(begin)

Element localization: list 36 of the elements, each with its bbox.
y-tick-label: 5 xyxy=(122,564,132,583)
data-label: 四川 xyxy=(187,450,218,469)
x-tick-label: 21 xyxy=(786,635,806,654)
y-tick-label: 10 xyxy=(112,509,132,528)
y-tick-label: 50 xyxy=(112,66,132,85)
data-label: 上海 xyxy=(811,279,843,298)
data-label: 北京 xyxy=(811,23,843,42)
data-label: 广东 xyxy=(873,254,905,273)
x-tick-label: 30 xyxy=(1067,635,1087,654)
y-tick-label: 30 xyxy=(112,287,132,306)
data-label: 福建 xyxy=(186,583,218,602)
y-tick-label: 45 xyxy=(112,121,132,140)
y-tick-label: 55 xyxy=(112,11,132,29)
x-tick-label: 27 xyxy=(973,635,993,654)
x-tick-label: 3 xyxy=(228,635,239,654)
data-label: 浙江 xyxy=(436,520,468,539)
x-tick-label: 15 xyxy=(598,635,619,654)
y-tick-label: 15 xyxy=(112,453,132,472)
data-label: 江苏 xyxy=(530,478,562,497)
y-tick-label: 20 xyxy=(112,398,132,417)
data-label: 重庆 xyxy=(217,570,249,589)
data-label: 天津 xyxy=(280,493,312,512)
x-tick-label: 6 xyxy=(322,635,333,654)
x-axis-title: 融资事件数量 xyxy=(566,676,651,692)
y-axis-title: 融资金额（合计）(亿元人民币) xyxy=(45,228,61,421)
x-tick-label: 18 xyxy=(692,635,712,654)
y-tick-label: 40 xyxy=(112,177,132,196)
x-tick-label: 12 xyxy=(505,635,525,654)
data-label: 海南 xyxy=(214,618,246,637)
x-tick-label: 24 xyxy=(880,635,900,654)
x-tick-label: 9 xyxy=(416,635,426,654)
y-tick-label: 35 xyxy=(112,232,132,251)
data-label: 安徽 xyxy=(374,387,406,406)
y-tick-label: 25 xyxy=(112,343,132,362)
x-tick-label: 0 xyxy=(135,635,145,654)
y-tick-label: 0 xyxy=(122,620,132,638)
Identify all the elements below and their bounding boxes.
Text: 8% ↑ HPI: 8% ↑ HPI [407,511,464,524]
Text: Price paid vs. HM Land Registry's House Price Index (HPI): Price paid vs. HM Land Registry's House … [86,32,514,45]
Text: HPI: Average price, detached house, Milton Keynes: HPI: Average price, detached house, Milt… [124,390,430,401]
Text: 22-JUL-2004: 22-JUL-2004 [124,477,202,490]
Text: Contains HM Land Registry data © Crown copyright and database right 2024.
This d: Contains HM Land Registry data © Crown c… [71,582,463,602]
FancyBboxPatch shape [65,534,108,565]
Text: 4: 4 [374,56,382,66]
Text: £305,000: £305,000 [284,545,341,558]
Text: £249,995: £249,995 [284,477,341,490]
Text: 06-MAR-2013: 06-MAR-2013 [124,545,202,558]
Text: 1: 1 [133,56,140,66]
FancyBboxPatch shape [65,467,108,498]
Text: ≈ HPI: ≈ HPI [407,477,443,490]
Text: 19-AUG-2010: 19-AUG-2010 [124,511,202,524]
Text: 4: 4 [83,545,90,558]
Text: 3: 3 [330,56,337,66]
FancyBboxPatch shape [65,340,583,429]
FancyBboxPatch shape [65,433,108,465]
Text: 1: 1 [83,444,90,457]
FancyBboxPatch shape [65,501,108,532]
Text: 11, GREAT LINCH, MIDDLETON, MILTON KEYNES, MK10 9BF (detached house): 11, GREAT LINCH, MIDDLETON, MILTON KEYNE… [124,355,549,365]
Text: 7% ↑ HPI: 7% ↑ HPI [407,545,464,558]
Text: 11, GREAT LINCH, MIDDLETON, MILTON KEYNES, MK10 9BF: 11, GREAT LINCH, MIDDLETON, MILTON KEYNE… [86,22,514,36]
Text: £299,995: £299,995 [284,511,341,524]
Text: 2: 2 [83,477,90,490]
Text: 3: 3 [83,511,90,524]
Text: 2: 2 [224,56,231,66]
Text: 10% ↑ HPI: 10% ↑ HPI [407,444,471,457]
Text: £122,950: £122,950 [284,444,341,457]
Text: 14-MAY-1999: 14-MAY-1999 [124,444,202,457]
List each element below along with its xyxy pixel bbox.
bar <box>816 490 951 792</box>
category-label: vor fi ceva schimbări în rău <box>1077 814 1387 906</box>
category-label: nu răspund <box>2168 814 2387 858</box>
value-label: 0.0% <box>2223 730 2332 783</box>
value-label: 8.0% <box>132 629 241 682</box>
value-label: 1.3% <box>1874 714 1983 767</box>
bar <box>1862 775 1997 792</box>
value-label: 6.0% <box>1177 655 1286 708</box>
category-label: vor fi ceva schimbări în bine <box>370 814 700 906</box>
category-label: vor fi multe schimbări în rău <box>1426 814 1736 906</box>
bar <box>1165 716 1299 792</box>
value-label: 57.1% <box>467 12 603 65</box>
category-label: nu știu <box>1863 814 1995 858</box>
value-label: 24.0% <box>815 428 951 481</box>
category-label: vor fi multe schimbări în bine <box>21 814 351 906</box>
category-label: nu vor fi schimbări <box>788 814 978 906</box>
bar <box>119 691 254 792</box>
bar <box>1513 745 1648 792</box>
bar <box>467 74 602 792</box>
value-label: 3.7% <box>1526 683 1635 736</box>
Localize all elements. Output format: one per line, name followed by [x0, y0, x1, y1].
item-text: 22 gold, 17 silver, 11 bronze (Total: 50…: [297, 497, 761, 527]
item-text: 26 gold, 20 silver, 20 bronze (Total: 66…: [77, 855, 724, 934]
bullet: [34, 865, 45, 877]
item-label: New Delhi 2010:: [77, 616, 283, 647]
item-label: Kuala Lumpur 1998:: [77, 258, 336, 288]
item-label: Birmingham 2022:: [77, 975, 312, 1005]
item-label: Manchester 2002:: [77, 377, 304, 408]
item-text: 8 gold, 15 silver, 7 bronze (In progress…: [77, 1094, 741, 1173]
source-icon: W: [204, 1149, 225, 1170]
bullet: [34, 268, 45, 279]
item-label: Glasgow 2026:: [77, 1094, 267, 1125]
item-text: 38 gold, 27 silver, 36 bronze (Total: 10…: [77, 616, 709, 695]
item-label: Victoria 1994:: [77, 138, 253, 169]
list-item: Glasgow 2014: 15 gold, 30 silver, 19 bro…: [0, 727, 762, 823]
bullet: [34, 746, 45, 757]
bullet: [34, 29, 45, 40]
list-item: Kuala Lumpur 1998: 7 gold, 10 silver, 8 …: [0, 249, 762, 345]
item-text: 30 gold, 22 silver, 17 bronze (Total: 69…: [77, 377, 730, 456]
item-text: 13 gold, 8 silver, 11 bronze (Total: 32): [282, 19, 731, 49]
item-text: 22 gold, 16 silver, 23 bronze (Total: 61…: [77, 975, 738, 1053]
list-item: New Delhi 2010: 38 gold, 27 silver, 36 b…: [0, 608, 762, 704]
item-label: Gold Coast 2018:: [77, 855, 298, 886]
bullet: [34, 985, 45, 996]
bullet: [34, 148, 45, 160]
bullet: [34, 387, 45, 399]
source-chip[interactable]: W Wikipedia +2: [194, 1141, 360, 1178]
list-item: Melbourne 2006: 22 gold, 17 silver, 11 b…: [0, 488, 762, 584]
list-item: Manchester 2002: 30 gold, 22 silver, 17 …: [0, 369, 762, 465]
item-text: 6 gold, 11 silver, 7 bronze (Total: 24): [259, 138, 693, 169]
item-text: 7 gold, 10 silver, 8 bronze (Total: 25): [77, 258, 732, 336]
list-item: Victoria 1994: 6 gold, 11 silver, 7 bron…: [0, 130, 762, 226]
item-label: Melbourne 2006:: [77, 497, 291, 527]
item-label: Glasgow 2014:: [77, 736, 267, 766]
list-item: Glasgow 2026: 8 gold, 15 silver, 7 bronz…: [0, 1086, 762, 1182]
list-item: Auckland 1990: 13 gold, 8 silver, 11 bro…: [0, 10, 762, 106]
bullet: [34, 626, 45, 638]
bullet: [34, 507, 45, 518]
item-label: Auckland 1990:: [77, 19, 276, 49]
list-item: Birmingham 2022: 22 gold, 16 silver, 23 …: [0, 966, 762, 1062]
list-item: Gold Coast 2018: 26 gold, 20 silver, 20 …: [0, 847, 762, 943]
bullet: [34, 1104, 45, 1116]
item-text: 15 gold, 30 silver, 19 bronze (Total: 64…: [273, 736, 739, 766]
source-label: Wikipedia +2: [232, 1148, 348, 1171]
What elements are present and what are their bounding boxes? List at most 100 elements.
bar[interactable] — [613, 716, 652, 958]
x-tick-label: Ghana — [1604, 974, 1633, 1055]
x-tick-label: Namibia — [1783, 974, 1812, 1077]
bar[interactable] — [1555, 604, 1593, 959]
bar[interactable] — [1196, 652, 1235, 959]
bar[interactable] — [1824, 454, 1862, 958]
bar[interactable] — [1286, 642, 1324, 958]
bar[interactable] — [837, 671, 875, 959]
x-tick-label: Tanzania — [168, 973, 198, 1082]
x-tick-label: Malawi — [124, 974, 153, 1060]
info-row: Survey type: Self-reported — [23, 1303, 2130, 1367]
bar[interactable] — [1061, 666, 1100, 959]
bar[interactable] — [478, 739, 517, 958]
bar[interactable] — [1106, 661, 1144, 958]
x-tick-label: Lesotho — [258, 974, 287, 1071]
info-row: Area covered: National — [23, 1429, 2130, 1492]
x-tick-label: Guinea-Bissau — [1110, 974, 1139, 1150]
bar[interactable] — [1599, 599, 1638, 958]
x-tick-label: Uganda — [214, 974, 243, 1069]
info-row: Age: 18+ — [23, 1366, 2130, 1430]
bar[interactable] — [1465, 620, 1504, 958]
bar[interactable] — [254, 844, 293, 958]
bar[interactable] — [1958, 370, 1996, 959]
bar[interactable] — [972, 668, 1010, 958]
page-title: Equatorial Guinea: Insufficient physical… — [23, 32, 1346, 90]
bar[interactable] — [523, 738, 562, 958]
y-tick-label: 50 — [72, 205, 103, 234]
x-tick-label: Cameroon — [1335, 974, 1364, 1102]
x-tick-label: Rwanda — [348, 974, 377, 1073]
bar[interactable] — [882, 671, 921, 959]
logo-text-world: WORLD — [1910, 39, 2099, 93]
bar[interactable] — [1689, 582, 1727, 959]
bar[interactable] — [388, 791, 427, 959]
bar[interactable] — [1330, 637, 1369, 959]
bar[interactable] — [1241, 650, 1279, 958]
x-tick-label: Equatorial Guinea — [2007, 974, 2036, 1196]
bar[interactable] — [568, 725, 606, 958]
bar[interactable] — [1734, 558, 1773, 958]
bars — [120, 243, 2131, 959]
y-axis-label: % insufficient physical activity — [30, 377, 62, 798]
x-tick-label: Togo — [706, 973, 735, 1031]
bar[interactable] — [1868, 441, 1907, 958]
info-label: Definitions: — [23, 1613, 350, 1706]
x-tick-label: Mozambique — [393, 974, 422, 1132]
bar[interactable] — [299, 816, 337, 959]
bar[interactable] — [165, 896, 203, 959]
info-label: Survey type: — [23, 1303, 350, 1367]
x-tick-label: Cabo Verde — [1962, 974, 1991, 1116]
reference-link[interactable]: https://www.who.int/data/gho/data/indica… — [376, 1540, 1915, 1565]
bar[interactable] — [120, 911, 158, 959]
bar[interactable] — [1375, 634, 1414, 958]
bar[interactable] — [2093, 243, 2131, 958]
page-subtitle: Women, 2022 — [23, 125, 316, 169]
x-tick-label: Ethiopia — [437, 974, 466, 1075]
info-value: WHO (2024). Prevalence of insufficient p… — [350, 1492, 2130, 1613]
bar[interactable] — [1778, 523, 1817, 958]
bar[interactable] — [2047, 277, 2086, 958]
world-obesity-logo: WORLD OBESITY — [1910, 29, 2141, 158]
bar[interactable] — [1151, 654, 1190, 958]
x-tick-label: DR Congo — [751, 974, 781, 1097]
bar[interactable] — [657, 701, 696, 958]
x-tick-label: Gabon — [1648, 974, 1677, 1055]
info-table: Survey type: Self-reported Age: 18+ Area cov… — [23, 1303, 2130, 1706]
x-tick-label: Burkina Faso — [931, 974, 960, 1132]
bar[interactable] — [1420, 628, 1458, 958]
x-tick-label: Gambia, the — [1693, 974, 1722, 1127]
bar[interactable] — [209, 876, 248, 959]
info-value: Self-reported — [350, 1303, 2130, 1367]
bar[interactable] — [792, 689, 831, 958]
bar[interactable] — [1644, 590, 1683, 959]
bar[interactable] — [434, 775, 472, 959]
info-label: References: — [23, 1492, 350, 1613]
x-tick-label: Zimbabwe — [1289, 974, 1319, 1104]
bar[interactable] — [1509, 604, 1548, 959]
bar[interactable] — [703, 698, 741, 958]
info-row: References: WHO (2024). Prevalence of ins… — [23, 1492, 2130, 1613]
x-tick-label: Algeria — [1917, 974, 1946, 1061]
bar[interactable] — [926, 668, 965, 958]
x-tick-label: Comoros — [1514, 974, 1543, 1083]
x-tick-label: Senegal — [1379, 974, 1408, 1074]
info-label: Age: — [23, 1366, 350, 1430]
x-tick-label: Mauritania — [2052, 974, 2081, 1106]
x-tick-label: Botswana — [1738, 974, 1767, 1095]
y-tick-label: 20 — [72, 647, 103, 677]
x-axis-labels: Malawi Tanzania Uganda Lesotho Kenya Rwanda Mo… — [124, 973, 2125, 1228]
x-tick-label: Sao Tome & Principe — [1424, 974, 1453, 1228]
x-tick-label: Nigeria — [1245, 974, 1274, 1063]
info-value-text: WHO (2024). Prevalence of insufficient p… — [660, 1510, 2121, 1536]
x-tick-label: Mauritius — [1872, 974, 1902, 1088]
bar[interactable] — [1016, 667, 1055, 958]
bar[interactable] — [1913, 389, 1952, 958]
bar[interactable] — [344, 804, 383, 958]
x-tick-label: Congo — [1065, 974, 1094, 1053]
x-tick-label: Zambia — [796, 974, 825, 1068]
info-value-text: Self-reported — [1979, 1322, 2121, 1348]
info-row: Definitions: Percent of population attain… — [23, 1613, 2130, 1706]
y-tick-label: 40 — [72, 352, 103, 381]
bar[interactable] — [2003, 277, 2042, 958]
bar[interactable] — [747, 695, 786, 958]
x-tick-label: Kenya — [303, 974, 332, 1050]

(end)

Copy out the items above, beginning with the very first line and continuing through the line that contains "y-tick-label: 15 xyxy=(112,453,132,472)", with that line included.

Element localization: list 36 of the elements, each with its bbox.
y-tick-label: 5 xyxy=(122,564,132,583)
data-label: 四川 xyxy=(187,450,218,469)
x-tick-label: 21 xyxy=(786,635,806,654)
y-tick-label: 10 xyxy=(112,509,132,528)
y-tick-label: 50 xyxy=(112,66,132,85)
data-label: 上海 xyxy=(811,279,843,298)
data-label: 北京 xyxy=(811,23,843,42)
data-label: 广东 xyxy=(873,254,905,273)
x-tick-label: 30 xyxy=(1067,635,1087,654)
y-tick-label: 30 xyxy=(112,287,132,306)
data-label: 福建 xyxy=(186,583,218,602)
y-tick-label: 45 xyxy=(112,121,132,140)
y-tick-label: 55 xyxy=(112,11,132,29)
x-tick-label: 27 xyxy=(973,635,993,654)
x-tick-label: 3 xyxy=(228,635,239,654)
data-label: 浙江 xyxy=(436,520,468,539)
x-tick-label: 15 xyxy=(598,635,619,654)
y-tick-label: 15 xyxy=(112,453,132,472)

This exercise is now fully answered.